■ SET TASK
Write out the whole listing, matching it exactly.
>> Start
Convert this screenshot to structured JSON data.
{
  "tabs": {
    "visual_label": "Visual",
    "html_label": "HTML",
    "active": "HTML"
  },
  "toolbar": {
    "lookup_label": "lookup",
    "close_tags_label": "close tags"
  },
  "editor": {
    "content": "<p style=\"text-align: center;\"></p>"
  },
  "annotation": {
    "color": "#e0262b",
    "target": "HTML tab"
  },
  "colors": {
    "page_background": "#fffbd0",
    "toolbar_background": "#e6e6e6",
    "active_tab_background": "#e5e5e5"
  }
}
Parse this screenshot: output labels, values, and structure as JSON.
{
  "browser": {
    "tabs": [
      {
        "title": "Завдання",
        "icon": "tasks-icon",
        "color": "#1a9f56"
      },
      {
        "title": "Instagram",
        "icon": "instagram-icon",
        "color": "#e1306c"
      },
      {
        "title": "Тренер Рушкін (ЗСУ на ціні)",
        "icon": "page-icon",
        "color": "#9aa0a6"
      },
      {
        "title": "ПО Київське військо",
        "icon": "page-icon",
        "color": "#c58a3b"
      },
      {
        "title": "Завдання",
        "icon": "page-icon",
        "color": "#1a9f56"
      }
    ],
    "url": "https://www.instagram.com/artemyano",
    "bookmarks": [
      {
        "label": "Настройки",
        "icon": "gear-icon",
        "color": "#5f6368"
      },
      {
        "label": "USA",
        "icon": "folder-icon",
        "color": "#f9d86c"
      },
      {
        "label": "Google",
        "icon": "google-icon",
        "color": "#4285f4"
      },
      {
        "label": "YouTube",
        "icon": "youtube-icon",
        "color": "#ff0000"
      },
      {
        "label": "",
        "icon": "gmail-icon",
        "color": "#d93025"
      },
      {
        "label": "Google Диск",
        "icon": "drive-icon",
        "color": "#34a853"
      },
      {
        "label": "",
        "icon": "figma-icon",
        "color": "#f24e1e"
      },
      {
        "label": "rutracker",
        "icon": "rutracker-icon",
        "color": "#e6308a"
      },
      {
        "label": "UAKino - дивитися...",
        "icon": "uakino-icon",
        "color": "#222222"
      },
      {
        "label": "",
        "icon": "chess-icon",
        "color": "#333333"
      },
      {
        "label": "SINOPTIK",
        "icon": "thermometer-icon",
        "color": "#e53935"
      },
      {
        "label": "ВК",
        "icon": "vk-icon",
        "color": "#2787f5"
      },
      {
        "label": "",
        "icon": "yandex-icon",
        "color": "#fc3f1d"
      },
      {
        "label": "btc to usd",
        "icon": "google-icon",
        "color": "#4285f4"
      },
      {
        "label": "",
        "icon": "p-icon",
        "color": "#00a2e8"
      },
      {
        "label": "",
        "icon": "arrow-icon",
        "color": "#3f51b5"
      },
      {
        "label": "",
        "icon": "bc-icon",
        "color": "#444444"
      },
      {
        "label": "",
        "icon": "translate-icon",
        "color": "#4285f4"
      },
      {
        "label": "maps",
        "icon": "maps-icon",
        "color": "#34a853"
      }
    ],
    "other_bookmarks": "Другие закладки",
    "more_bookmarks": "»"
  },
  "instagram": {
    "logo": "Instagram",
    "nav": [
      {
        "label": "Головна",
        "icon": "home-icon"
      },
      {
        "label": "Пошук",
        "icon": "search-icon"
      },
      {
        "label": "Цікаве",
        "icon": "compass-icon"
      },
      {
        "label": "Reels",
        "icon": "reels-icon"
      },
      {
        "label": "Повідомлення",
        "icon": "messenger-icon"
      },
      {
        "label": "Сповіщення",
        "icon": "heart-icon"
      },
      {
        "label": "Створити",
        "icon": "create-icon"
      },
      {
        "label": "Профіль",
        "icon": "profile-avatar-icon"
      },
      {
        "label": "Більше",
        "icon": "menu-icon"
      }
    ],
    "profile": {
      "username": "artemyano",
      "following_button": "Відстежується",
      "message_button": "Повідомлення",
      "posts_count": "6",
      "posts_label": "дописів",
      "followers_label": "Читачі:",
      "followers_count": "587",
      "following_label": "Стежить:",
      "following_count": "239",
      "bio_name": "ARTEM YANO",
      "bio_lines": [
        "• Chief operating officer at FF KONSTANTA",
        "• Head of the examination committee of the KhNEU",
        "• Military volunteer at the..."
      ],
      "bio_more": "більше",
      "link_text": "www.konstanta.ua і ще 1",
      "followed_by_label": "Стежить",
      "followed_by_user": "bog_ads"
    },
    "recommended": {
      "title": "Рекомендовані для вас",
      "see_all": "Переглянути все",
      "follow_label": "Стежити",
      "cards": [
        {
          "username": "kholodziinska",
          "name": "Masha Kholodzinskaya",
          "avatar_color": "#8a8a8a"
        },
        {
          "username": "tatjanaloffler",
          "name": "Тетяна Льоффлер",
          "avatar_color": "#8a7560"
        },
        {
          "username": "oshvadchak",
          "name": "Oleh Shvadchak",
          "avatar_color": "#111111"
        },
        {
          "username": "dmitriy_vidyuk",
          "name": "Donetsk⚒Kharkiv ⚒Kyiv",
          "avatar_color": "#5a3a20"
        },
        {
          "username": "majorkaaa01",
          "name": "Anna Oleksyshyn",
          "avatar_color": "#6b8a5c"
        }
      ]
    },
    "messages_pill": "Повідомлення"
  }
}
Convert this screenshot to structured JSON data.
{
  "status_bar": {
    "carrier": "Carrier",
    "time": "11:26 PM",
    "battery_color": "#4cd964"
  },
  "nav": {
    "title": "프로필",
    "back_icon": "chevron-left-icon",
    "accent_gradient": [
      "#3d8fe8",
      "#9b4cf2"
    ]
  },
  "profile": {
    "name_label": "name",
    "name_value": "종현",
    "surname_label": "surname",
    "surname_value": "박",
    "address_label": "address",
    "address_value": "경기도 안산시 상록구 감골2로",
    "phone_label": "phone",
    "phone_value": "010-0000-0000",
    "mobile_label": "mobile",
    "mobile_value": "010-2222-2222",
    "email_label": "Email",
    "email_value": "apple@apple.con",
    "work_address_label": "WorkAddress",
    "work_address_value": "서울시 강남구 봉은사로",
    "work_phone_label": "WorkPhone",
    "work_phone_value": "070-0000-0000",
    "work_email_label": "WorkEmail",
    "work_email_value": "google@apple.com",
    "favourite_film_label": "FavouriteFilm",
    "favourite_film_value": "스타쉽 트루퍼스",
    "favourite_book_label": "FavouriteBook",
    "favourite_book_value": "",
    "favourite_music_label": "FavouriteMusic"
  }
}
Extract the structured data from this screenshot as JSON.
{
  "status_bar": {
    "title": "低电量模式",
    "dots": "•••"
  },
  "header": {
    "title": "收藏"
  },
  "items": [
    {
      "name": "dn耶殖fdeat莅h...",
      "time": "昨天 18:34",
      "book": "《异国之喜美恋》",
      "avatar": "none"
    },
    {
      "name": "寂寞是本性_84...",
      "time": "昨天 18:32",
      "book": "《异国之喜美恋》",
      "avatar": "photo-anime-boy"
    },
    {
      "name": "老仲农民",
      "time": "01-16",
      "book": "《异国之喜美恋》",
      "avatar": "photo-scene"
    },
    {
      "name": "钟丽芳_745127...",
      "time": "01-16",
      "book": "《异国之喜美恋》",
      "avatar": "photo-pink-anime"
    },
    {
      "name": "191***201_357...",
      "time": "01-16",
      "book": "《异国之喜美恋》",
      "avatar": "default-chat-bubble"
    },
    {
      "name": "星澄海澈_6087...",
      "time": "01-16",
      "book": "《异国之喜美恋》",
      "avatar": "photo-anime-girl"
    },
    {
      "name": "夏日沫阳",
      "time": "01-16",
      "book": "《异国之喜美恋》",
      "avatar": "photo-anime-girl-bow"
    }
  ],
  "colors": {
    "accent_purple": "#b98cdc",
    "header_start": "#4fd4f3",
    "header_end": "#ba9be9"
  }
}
>> End
■ FULL SOLUTION
Convert this screenshot to structured JSON data.
{
  "tabs": {
    "visual_label": "Visual",
    "html_label": "HTML",
    "active": "HTML"
  },
  "toolbar": {
    "lookup_label": "lookup",
    "close_tags_label": "close tags"
  },
  "editor": {
    "content": "<p style=\"text-align: center;\"></p>"
  },
  "annotation": {
    "color": "#e0262b",
    "target": "HTML tab"
  },
  "colors": {
    "page_background": "#fffbd0",
    "toolbar_background": "#e6e6e6",
    "active_tab_background": "#e5e5e5"
  }
}
Parse this screenshot: output labels, values, and structure as JSON.
{
  "browser": {
    "tabs": [
      {
        "title": "Завдання",
        "icon": "tasks-icon",
        "color": "#1a9f56"
      },
      {
        "title": "Instagram",
        "icon": "instagram-icon",
        "color": "#e1306c"
      },
      {
        "title": "Тренер Рушкін (ЗСУ на ціні)",
        "icon": "page-icon",
        "color": "#9aa0a6"
      },
      {
        "title": "ПО Київське військо",
        "icon": "page-icon",
        "color": "#c58a3b"
      },
      {
        "title": "Завдання",
        "icon": "page-icon",
        "color": "#1a9f56"
      }
    ],
    "url": "https://www.instagram.com/artemyano",
    "bookmarks": [
      {
        "label": "Настройки",
        "icon": "gear-icon",
        "color": "#5f6368"
      },
      {
        "label": "USA",
        "icon": "folder-icon",
        "color": "#f9d86c"
      },
      {
        "label": "Google",
        "icon": "google-icon",
        "color": "#4285f4"
      },
      {
        "label": "YouTube",
        "icon": "youtube-icon",
        "color": "#ff0000"
      },
      {
        "label": "",
        "icon": "gmail-icon",
        "color": "#d93025"
      },
      {
        "label": "Google Диск",
        "icon": "drive-icon",
        "color": "#34a853"
      },
      {
        "label": "",
        "icon": "figma-icon",
        "color": "#f24e1e"
      },
      {
        "label": "rutracker",
        "icon": "rutracker-icon",
        "color": "#e6308a"
      },
      {
        "label": "UAKino - дивитися...",
        "icon": "uakino-icon",
        "color": "#222222"
      },
      {
        "label": "",
        "icon": "chess-icon",
        "color": "#333333"
      },
      {
        "label": "SINOPTIK",
        "icon": "thermometer-icon",
        "color": "#e53935"
      },
      {
        "label": "ВК",
        "icon": "vk-icon",
        "color": "#2787f5"
      },
      {
        "label": "",
        "icon": "yandex-icon",
        "color": "#fc3f1d"
      },
      {
        "label": "btc to usd",
        "icon": "google-icon",
        "color": "#4285f4"
      },
      {
        "label": "",
        "icon": "p-icon",
        "color": "#00a2e8"
      },
      {
        "label": "",
        "icon": "arrow-icon",
        "color": "#3f51b5"
      },
      {
        "label": "",
        "icon": "bc-icon",
        "color": "#444444"
      },
      {
        "label": "",
        "icon": "translate-icon",
        "color": "#4285f4"
      },
      {
        "label": "maps",
        "icon": "maps-icon",
        "color": "#34a853"
      }
    ],
    "other_bookmarks": "Другие закладки",
    "more_bookmarks": "»"
  },
  "instagram": {
    "logo": "Instagram",
    "nav": [
      {
        "label": "Головна",
        "icon": "home-icon"
      },
      {
        "label": "Пошук",
        "icon": "search-icon"
      },
      {
        "label": "Цікаве",
        "icon": "compass-icon"
      },
      {
        "label": "Reels",
        "icon": "reels-icon"
      },
      {
        "label": "Повідомлення",
        "icon": "messenger-icon"
      },
      {
        "label": "Сповіщення",
        "icon": "heart-icon"
      },
      {
        "label": "Створити",
        "icon": "create-icon"
      },
      {
        "label": "Профіль",
        "icon": "profile-avatar-icon"
      },
      {
        "label": "Більше",
        "icon": "menu-icon"
      }
    ],
    "profile": {
      "username": "artemyano",
      "following_button": "Відстежується",
      "message_button": "Повідомлення",
      "posts_count": "6",
      "posts_label": "дописів",
      "followers_label": "Читачі:",
      "followers_count": "587",
      "following_label": "Стежить:",
      "following_count": "239",
      "bio_name": "ARTEM YANO",
      "bio_lines": [
        "• Chief operating officer at FF KONSTANTA",
        "• Head of the examination committee of the KhNEU",
        "• Military volunteer at the..."
      ],
      "bio_more": "більше",
      "link_text": "www.konstanta.ua і ще 1",
      "followed_by_label": "Стежить",
      "followed_by_user": "bog_ads"
    },
    "recommended": {
      "title": "Рекомендовані для вас",
      "see_all": "Переглянути все",
      "follow_label": "Стежити",
      "cards": [
        {
          "username": "kholodziinska",
          "name": "Masha Kholodzinskaya",
          "avatar_color": "#8a8a8a"
        },
        {
          "username": "tatjanaloffler",
          "name": "Тетяна Льоффлер",
          "avatar_color": "#8a7560"
        },
        {
          "username": "oshvadchak",
          "name": "Oleh Shvadchak",
          "avatar_color": "#111111"
        },
        {
          "username": "dmitriy_vidyuk",
          "name": "Donetsk⚒Kharkiv ⚒Kyiv",
          "avatar_color": "#5a3a20"
        },
        {
          "username": "majorkaaa01",
          "name": "Anna Oleksyshyn",
          "avatar_color": "#6b8a5c"
        }
      ]
    },
    "messages_pill": "Повідомлення"
  }
}
Convert this screenshot to structured JSON data.
{
  "status_bar": {
    "carrier": "Carrier",
    "time": "11:26 PM",
    "battery_color": "#4cd964"
  },
  "nav": {
    "title": "프로필",
    "back_icon": "chevron-left-icon",
    "accent_gradient": [
      "#3d8fe8",
      "#9b4cf2"
    ]
  },
  "profile": {
    "name_label": "name",
    "name_value": "종현",
    "surname_label": "surname",
    "surname_value": "박",
    "address_label": "address",
    "address_value": "경기도 안산시 상록구 감골2로",
    "phone_label": "phone",
    "phone_value": "010-0000-0000",
    "mobile_label": "mobile",
    "mobile_value": "010-2222-2222",
    "email_label": "Email",
    "email_value": "apple@apple.con",
    "work_address_label": "WorkAddress",
    "work_address_value": "서울시 강남구 봉은사로",
    "work_phone_label": "WorkPhone",
    "work_phone_value": "070-0000-0000",
    "work_email_label": "WorkEmail",
    "work_email_value": "google@apple.com",
    "favourite_film_label": "FavouriteFilm",
    "favourite_film_value": "스타쉽 트루퍼스",
    "favourite_book_label": "FavouriteBook",
    "favourite_book_value": "",
    "favourite_music_label": "FavouriteMusic"
  }
}
Extract the structured data from this screenshot as JSON.
{
  "status_bar": {
    "title": "低电量模式",
    "dots": "•••"
  },
  "header": {
    "title": "收藏"
  },
  "items": [
    {
      "name": "dn耶殖fdeat莅h...",
      "time": "昨天 18:34",
      "book": "《异国之喜美恋》",
      "avatar": "none"
    },
    {
      "name": "寂寞是本性_84...",
      "time": "昨天 18:32",
      "book": "《异国之喜美恋》",
      "avatar": "photo-anime-boy"
    },
    {
      "name": "老仲农民",
      "time": "01-16",
      "book": "《异国之喜美恋》",
      "avatar": "photo-scene"
    },
    {
      "name": "钟丽芳_745127...",
      "time": "01-16",
      "book": "《异国之喜美恋》",
      "avatar": "photo-pink-anime"
    },
    {
      "name": "191***201_357...",
      "time": "01-16",
      "book": "《异国之喜美恋》",
      "avatar": "default-chat-bubble"
    },
    {
      "name": "星澄海澈_6087...",
      "time": "01-16",
      "book": "《异国之喜美恋》",
      "avatar": "photo-anime-girl"
    },
    {
      "name": "夏日沫阳",
      "time": "01-16",
      "book": "《异国之喜美恋》",
      "avatar": "photo-anime-girl-bow"
    }
  ],
  "colors": {
    "accent_purple": "#b98cdc",
    "header_start": "#4fd4f3",
    "header_end": "#ba9be9"
  }
}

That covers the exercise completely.